■ The exercise ■
Which lines hold the word "видов"? Copy each of them.

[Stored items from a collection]
=======

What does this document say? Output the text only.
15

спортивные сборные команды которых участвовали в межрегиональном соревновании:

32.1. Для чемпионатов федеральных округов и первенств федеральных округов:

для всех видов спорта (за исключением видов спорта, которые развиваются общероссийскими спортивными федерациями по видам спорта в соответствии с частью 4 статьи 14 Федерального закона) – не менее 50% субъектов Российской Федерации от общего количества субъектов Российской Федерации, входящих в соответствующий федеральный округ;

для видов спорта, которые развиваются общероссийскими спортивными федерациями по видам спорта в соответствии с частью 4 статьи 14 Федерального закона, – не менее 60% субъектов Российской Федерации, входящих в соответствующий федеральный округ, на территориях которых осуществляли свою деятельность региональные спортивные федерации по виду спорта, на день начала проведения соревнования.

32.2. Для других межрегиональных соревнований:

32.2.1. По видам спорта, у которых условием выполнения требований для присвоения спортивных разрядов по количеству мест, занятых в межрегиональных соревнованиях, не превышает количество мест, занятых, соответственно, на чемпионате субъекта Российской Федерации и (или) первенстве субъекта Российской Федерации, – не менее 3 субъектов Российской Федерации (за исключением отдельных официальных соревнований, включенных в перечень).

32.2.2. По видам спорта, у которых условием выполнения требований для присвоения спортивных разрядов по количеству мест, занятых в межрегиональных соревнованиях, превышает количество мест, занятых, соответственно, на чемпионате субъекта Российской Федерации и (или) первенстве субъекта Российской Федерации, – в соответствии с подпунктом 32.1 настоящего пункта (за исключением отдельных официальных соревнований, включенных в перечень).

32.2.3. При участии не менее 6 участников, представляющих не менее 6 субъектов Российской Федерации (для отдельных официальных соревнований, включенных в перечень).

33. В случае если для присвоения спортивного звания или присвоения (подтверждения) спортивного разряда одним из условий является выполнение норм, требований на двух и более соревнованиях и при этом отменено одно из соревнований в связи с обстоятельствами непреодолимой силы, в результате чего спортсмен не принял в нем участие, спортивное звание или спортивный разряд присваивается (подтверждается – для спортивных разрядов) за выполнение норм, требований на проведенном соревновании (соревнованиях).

=======

■ Solution to this exercise ■
для всех видов спорта (за исключением видов спорта, которые развиваются общероссийскими спортивными федерациями по видам спорта в соответствии с частью 4 статьи 14 Федерального закона) – не менее 50% субъектов Российской Федерации от общего количества субъектов Российской Федерации, входящих в соответствующий федеральный округ;
для видов спорта, которые развиваются общероссийскими спортивными федерациями по видам спорта в соответствии с частью 4 статьи 14 Федерального закона, – не менее 60% субъектов Российской Федерации, входящих в соответствующий федеральный округ, на территориях которых осуществляли свою деятельность региональные спортивные федерации по виду спорта, на день начала проведения соревнования.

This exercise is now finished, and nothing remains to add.